[Figure record listings]

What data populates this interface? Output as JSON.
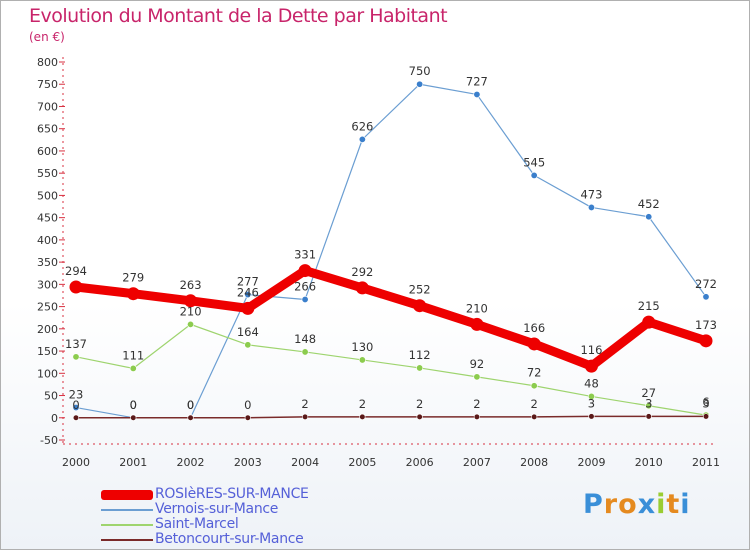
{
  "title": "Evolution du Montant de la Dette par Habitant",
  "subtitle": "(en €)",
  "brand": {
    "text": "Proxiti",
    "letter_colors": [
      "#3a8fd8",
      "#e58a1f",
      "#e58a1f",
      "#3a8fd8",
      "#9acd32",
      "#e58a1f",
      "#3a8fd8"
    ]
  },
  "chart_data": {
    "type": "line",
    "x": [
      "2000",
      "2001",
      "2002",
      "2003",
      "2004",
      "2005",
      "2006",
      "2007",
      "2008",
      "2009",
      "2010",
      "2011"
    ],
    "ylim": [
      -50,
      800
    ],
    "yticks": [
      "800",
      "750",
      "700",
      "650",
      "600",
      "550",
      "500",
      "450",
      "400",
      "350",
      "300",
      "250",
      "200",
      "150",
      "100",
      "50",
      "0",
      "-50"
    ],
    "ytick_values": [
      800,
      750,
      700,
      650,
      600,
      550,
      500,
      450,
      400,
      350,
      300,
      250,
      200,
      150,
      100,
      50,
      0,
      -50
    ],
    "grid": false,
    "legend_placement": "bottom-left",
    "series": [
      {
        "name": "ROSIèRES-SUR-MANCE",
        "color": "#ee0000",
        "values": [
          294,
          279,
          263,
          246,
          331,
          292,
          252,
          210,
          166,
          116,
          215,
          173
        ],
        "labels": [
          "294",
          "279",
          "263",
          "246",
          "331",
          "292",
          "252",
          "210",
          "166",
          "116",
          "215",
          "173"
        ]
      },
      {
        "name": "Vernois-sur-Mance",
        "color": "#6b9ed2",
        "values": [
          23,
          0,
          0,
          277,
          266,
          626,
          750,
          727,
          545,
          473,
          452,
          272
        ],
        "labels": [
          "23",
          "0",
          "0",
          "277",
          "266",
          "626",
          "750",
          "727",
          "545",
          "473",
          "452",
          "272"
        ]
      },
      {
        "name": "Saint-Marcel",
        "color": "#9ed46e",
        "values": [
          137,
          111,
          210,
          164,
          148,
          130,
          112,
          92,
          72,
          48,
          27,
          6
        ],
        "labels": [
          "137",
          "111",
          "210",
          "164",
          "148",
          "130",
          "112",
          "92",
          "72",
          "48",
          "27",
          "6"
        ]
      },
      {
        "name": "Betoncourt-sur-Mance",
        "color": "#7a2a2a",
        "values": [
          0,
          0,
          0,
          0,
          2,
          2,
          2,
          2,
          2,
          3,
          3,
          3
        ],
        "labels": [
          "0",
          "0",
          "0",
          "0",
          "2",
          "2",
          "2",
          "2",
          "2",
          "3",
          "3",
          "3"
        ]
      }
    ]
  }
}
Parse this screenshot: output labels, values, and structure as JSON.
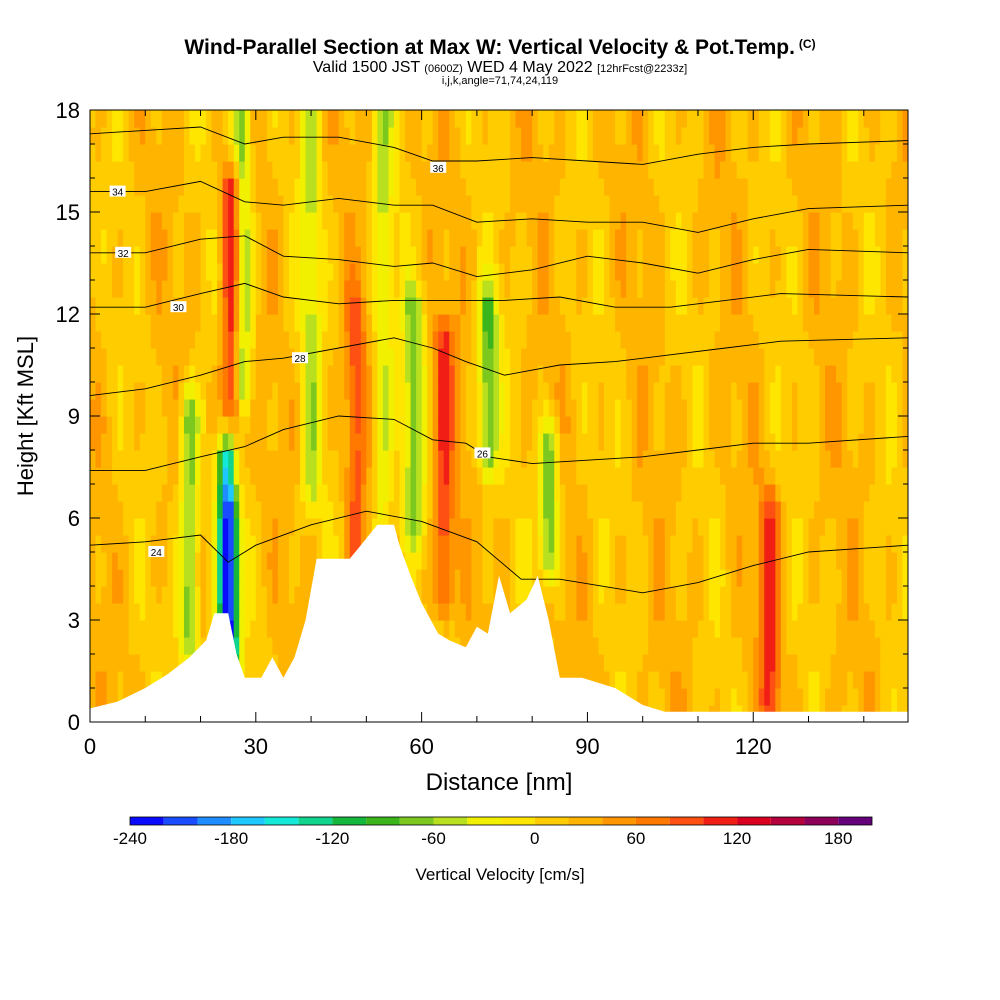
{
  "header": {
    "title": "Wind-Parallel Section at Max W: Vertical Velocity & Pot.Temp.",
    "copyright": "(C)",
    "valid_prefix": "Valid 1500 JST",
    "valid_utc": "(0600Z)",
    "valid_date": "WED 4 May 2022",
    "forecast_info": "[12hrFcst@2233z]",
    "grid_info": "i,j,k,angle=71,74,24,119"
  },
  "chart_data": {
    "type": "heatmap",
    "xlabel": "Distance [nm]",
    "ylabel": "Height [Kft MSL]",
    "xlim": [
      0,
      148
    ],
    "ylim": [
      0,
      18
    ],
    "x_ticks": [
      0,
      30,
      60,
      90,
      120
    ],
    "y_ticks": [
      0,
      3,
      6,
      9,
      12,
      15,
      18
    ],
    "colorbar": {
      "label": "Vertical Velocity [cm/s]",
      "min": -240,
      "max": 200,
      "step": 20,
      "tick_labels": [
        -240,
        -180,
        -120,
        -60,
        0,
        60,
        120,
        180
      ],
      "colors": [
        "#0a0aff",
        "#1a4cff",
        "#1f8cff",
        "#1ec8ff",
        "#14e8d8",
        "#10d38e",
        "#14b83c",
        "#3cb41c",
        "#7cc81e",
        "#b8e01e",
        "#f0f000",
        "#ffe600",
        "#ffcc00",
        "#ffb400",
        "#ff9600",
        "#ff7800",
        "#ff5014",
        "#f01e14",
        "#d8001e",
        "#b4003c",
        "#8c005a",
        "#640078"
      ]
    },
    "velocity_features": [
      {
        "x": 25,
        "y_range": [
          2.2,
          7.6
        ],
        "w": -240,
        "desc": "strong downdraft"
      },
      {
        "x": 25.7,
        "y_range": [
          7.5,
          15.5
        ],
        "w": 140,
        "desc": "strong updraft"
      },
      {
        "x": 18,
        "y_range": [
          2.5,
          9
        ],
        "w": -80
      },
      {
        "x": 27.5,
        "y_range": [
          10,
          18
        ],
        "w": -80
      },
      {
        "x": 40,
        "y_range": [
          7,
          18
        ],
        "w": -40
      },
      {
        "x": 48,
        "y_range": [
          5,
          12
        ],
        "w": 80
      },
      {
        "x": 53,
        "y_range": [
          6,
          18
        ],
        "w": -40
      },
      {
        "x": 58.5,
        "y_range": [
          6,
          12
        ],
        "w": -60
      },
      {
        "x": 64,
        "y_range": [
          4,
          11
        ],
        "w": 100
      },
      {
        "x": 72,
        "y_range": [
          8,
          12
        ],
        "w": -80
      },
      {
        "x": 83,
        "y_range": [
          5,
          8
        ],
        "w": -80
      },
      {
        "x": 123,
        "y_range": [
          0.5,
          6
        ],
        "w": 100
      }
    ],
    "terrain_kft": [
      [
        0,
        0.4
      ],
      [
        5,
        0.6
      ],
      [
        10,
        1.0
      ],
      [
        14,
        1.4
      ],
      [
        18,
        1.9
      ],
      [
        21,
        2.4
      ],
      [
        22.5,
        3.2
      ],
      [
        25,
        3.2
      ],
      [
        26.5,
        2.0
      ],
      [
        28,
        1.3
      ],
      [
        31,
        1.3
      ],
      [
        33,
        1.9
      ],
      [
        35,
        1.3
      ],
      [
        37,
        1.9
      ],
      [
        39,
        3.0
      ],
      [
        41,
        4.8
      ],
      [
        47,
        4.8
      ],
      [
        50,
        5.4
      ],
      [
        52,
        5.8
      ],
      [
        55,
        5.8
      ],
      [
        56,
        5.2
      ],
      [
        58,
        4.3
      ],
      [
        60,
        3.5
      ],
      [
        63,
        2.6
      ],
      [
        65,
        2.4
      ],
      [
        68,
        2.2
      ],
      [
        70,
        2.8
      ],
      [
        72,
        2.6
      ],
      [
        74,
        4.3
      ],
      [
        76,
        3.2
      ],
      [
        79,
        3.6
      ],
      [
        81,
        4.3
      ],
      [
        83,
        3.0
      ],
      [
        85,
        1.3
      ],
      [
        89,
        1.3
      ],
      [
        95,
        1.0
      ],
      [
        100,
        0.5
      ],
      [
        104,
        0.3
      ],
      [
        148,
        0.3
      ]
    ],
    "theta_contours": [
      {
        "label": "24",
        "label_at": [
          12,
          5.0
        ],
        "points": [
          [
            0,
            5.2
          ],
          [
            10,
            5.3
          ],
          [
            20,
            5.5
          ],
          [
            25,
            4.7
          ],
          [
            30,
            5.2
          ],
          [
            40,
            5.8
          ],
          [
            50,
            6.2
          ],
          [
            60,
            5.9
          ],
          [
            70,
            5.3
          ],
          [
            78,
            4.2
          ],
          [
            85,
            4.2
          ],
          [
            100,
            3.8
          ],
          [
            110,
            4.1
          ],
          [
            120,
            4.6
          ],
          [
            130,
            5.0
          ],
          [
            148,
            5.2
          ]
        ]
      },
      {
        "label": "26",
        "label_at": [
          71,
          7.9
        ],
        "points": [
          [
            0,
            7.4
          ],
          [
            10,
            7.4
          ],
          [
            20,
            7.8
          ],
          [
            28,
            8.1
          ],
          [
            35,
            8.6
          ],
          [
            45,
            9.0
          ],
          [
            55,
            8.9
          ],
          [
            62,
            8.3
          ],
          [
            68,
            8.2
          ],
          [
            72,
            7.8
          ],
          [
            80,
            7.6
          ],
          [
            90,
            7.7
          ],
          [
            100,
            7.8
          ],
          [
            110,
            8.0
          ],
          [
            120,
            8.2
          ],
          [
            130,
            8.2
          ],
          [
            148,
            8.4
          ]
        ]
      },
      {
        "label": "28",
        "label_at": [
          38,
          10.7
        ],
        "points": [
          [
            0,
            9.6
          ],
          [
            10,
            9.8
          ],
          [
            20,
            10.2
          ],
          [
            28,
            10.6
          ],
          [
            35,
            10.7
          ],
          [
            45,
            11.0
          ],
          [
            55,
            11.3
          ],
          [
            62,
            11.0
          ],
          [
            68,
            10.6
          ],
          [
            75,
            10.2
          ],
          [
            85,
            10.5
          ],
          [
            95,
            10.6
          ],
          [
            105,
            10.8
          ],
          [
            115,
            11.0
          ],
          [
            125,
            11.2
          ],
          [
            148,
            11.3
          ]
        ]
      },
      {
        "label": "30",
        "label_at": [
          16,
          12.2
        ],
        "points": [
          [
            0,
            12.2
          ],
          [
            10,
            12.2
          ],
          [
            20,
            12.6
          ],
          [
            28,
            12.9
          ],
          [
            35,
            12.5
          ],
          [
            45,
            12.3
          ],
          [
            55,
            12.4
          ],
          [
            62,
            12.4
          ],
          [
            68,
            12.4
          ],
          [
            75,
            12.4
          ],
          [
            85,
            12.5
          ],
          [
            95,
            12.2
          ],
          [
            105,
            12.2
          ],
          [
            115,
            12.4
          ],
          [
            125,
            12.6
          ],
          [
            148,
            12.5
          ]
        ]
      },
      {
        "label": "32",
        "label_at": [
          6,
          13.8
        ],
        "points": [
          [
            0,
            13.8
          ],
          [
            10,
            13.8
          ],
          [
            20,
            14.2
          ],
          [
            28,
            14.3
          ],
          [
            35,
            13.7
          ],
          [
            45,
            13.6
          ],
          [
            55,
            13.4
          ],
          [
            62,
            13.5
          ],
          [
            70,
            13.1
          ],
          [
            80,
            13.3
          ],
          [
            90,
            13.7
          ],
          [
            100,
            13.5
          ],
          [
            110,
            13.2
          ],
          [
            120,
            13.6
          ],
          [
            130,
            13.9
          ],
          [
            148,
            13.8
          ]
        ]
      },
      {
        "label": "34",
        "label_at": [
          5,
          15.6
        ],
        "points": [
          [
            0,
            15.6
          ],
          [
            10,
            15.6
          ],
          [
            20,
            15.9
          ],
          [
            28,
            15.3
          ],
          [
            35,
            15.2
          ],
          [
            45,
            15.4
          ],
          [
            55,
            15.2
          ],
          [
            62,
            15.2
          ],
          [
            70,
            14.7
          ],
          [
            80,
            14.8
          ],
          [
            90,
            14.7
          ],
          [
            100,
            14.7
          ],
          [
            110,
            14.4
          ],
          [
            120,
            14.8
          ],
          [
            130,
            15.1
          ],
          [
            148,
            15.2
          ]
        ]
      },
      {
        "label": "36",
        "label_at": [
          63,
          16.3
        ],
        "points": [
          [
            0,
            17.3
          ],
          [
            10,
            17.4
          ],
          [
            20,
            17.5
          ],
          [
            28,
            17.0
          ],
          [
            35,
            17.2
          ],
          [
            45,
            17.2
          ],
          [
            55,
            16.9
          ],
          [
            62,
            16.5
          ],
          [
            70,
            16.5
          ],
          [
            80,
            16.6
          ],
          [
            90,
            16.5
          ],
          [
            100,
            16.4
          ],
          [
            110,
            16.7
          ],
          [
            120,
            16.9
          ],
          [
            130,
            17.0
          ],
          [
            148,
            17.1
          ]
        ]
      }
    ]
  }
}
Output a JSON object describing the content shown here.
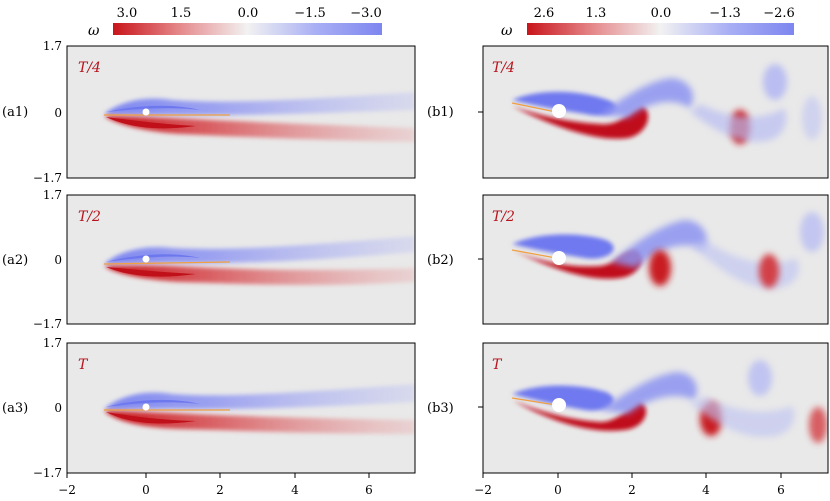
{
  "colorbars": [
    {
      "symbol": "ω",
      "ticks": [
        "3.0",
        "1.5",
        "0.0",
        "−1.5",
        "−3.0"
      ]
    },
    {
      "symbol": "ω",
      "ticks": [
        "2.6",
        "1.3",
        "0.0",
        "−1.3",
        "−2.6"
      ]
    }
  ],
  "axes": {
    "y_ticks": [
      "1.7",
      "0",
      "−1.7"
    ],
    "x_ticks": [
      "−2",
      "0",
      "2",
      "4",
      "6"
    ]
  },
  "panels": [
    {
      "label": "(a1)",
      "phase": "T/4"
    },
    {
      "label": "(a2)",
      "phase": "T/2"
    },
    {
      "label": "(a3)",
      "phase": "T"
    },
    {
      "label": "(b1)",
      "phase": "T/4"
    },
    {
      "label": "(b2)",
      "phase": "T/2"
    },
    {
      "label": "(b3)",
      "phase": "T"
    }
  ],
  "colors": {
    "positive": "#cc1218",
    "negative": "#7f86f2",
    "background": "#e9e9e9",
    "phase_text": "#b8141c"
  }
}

Required work: Copy the final portion of the records: every line from the one containing "Output a JSON" through the last, word for word, without pictures.

Response:
Output a JSON object describing the content shown here.
{
  "colorbars": [
    {
      "symbol": "ω",
      "ticks": [
        "3.0",
        "1.5",
        "0.0",
        "−1.5",
        "−3.0"
      ]
    },
    {
      "symbol": "ω",
      "ticks": [
        "2.6",
        "1.3",
        "0.0",
        "−1.3",
        "−2.6"
      ]
    }
  ],
  "axes": {
    "y_ticks": [
      "1.7",
      "0",
      "−1.7"
    ],
    "x_ticks": [
      "−2",
      "0",
      "2",
      "4",
      "6"
    ]
  },
  "panels": [
    {
      "label": "(a1)",
      "phase": "T/4"
    },
    {
      "label": "(a2)",
      "phase": "T/2"
    },
    {
      "label": "(a3)",
      "phase": "T"
    },
    {
      "label": "(b1)",
      "phase": "T/4"
    },
    {
      "label": "(b2)",
      "phase": "T/2"
    },
    {
      "label": "(b3)",
      "phase": "T"
    }
  ],
  "colors": {
    "positive": "#cc1218",
    "negative": "#7f86f2",
    "background": "#e9e9e9",
    "phase_text": "#b8141c"
  }
}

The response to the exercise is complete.